> **Job**
Assemble all lines in which the string "Threshold" appears.
------ Source data ------
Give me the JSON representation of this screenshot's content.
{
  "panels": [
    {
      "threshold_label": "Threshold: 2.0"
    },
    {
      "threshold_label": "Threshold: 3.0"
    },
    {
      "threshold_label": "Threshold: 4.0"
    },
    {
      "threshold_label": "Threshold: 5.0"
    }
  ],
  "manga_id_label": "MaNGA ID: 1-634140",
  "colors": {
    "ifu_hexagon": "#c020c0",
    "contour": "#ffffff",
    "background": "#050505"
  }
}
------
> **Task answer**
      "threshold_label": "Threshold: 2.0"
      "threshold_label": "Threshold: 3.0"
      "threshold_label": "Threshold: 4.0"
      "threshold_label": "Threshold: 5.0"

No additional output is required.